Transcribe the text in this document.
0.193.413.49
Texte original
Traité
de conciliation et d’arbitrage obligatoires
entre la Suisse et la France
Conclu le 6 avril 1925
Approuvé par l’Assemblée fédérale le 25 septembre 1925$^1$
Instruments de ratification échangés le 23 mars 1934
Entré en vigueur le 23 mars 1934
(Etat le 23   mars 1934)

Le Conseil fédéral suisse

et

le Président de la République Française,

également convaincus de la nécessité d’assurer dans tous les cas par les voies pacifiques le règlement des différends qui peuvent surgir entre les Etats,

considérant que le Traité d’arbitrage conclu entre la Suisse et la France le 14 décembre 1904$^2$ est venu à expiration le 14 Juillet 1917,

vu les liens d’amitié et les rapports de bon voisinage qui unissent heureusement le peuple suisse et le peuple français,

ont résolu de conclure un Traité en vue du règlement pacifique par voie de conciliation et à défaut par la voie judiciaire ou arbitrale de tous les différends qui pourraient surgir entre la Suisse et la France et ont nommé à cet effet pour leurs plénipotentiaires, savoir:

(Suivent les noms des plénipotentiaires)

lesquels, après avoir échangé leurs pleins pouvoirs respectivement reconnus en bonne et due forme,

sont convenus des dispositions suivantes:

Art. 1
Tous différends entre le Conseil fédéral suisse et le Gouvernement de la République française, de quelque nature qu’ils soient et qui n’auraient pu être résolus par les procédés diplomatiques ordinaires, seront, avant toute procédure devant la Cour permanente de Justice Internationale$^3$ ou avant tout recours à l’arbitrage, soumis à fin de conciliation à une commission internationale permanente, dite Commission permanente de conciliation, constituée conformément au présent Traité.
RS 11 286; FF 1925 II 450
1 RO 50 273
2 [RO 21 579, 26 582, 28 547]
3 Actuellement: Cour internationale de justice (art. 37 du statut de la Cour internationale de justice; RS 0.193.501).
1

# # #

> **Written instruction**
Write the data from above out again, exactly.

> **Answer for this exercise**
Transcribe the text in this document.
0.193.413.49
Texte original
Traité
de conciliation et d’arbitrage obligatoires
entre la Suisse et la France
Conclu le 6 avril 1925
Approuvé par l’Assemblée fédérale le 25 septembre 1925$^1$
Instruments de ratification échangés le 23 mars 1934
Entré en vigueur le 23 mars 1934
(Etat le 23   mars 1934)

Le Conseil fédéral suisse

et

le Président de la République Française,

également convaincus de la nécessité d’assurer dans tous les cas par les voies pacifiques le règlement des différends qui peuvent surgir entre les Etats,

considérant que le Traité d’arbitrage conclu entre la Suisse et la France le 14 décembre 1904$^2$ est venu à expiration le 14 Juillet 1917,

vu les liens d’amitié et les rapports de bon voisinage qui unissent heureusement le peuple suisse et le peuple français,

ont résolu de conclure un Traité en vue du règlement pacifique par voie de conciliation et à défaut par la voie judiciaire ou arbitrale de tous les différends qui pourraient surgir entre la Suisse et la France et ont nommé à cet effet pour leurs plénipotentiaires, savoir:

(Suivent les noms des plénipotentiaires)

lesquels, après avoir échangé leurs pleins pouvoirs respectivement reconnus en bonne et due forme,

sont convenus des dispositions suivantes:

Art. 1
Tous différends entre le Conseil fédéral suisse et le Gouvernement de la République française, de quelque nature qu’ils soient et qui n’auraient pu être résolus par les procédés diplomatiques ordinaires, seront, avant toute procédure devant la Cour permanente de Justice Internationale$^3$ ou avant tout recours à l’arbitrage, soumis à fin de conciliation à une commission internationale permanente, dite Commission permanente de conciliation, constituée conformément au présent Traité.
RS 11 286; FF 1925 II 450
1 RO 50 273
2 [RO 21 579, 26 582, 28 547]
3 Actuellement: Cour internationale de justice (art. 37 du statut de la Cour internationale de justice; RS 0.193.501).
1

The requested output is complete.